- _Exercise aim_:
Extract and list every line that contains the word "select".

- _Information provided_:
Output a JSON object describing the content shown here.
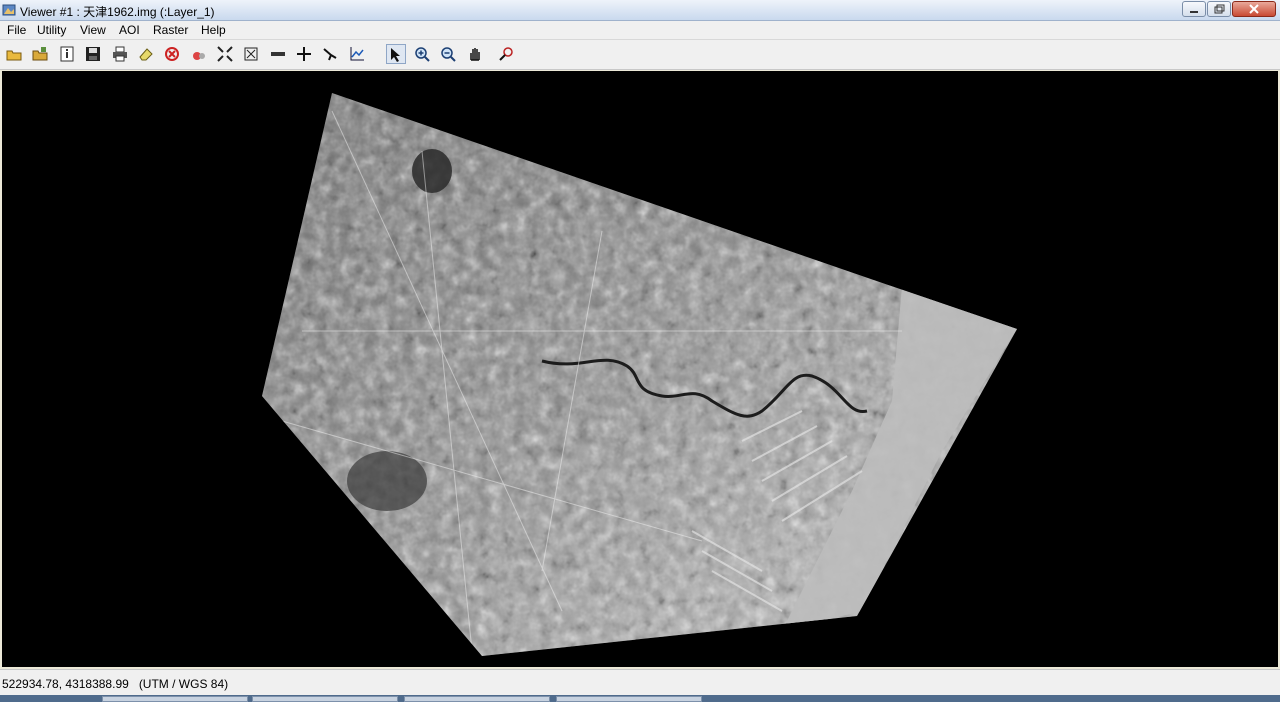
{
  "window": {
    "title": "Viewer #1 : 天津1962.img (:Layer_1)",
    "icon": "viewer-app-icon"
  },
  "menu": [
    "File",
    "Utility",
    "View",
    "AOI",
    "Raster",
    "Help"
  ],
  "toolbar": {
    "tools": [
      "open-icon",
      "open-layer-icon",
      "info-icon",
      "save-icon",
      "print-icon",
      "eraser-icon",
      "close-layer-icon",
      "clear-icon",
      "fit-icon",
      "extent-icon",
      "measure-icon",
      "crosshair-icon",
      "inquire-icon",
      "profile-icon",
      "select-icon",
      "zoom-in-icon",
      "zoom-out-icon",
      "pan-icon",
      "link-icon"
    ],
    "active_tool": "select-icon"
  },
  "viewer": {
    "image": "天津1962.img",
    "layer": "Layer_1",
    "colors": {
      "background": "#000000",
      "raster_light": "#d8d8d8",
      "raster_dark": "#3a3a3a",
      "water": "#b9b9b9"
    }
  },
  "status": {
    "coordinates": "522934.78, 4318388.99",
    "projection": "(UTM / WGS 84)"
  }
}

- _Correct output_:
      "select-icon",
    "active_tool": "select-icon"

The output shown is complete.